* Material supplied

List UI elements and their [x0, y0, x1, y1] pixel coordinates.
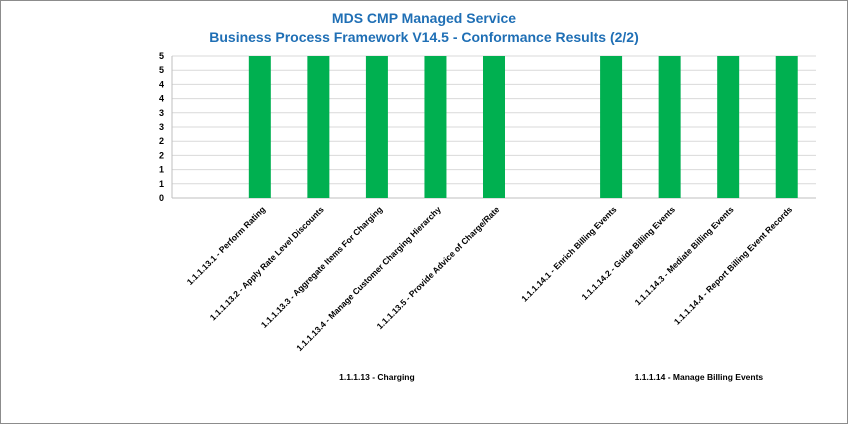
y-tick-label: 1 [159, 179, 164, 189]
y-tick-label: 1 [159, 165, 164, 175]
y-tick-label: 3 [159, 122, 164, 132]
group-label: 1.1.1.14 - Manage Billing Events [635, 372, 764, 382]
x-tick-label: 1.1.1.13.3 - Aggregate Items For Chargin… [259, 204, 384, 329]
x-tick-label: 1.1.1.13.5 - Provide Advice of Charge/Ra… [375, 204, 502, 331]
group-label: 1.1.1.13 - Charging [339, 372, 415, 382]
y-tick-label: 2 [159, 150, 164, 160]
bar [717, 56, 740, 198]
y-tick-label: 4 [159, 94, 164, 104]
bar [248, 56, 271, 198]
bar [483, 56, 505, 198]
chart-title: MDS CMP Managed Service [331, 10, 517, 26]
chart-subtitle: Business Process Framework V14.5 - Confo… [209, 29, 639, 45]
x-tick-label: 1.1.1.14.3 - Mediate Billing Events [633, 204, 736, 307]
x-tick-label: 1.1.1.14.2 - Guide Billing Events [579, 204, 677, 302]
x-tick-label: 1.1.1.13.2 - Apply Rate Level Discounts [208, 204, 326, 322]
bars [248, 56, 798, 198]
bar [365, 56, 388, 198]
bar [600, 56, 623, 198]
bar [307, 56, 330, 198]
y-tick-label: 5 [159, 51, 164, 61]
y-tick-label: 2 [159, 136, 164, 146]
y-tick-label: 0 [159, 193, 164, 203]
x-tick-label: 1.1.1.14.4 - Report Billing Event Record… [672, 204, 794, 326]
group-labels: 1.1.1.13 - Charging 1.1.1.14 - Manage Bil… [339, 372, 763, 382]
y-tick-label: 4 [159, 79, 164, 89]
bar [658, 56, 681, 198]
x-tick-label: 1.1.1.14.1 - Enrich Billing Events [519, 204, 618, 303]
bar [424, 56, 447, 198]
y-tick-label: 3 [159, 108, 164, 118]
bar [775, 56, 798, 198]
y-tick-label: 5 [159, 65, 164, 75]
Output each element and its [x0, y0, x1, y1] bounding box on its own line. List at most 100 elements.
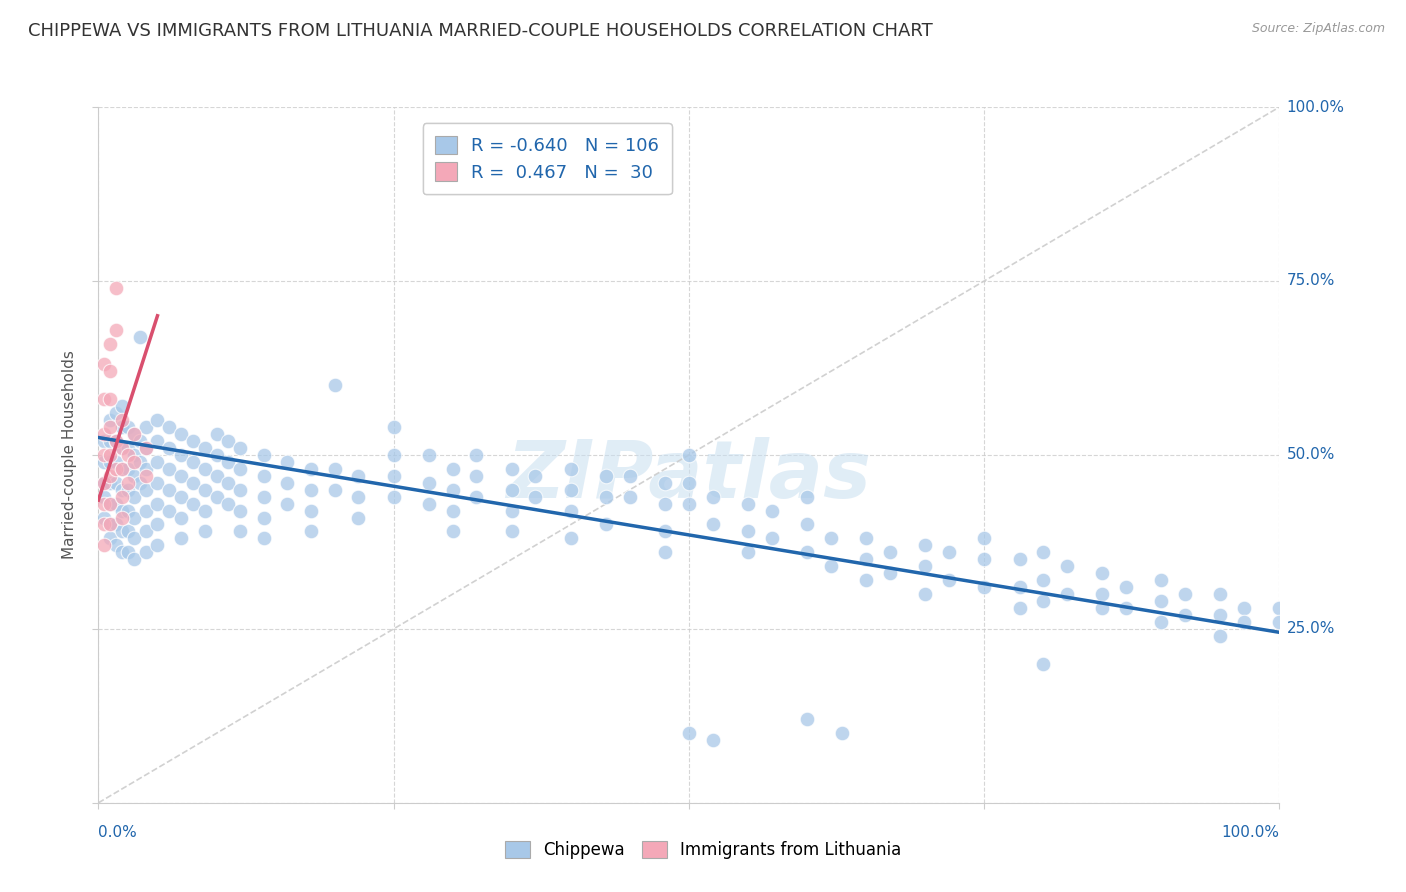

* The request
Duplicate every line of the listing above, character for character, and leave out the pictures.

* Final result
List UI elements and their [x0, y0, x1, y1] pixel coordinates.
y-tick-label: 1 [159, 179, 164, 189]
y-tick-label: 1 [159, 165, 164, 175]
y-tick-label: 3 [159, 122, 164, 132]
group-label: 1.1.1.14 - Manage Billing Events [635, 372, 764, 382]
x-tick-label: 1.1.1.13.3 - Aggregate Items For Chargin… [259, 204, 384, 329]
x-tick-label: 1.1.1.13.5 - Provide Advice of Charge/Ra… [375, 204, 502, 331]
group-label: 1.1.1.13 - Charging [339, 372, 415, 382]
y-tick-label: 2 [159, 150, 164, 160]
bar [717, 56, 740, 198]
y-tick-label: 4 [159, 94, 164, 104]
bar [248, 56, 271, 198]
bar [483, 56, 505, 198]
chart-title: MDS CMP Managed Service [331, 10, 517, 26]
chart-subtitle: Business Process Framework V14.5 - Confo… [209, 29, 639, 45]
x-tick-label: 1.1.1.14.3 - Mediate Billing Events [633, 204, 736, 307]
x-tick-label: 1.1.1.14.2 - Guide Billing Events [579, 204, 677, 302]
x-tick-label: 1.1.1.13.2 - Apply Rate Level Discounts [208, 204, 326, 322]
bars [248, 56, 798, 198]
bar [365, 56, 388, 198]
bar [600, 56, 623, 198]
bar [307, 56, 330, 198]
y-tick-label: 5 [159, 51, 164, 61]
y-tick-label: 2 [159, 136, 164, 146]
y-tick-label: 0 [159, 193, 164, 203]
x-tick-label: 1.1.1.14.4 - Report Billing Event Record… [672, 204, 794, 326]
group-labels: 1.1.1.13 - Charging 1.1.1.14 - Manage Bil… [339, 372, 763, 382]
y-tick-label: 4 [159, 79, 164, 89]
bar [658, 56, 681, 198]
x-tick-label: 1.1.1.14.1 - Enrich Billing Events [519, 204, 618, 303]
bar [424, 56, 447, 198]
y-tick-label: 3 [159, 108, 164, 118]
bar [775, 56, 798, 198]
y-tick-label: 5 [159, 65, 164, 75]
Output each element and its [x0, y0, x1, y1] bounding box on its own line. List at most 100 elements.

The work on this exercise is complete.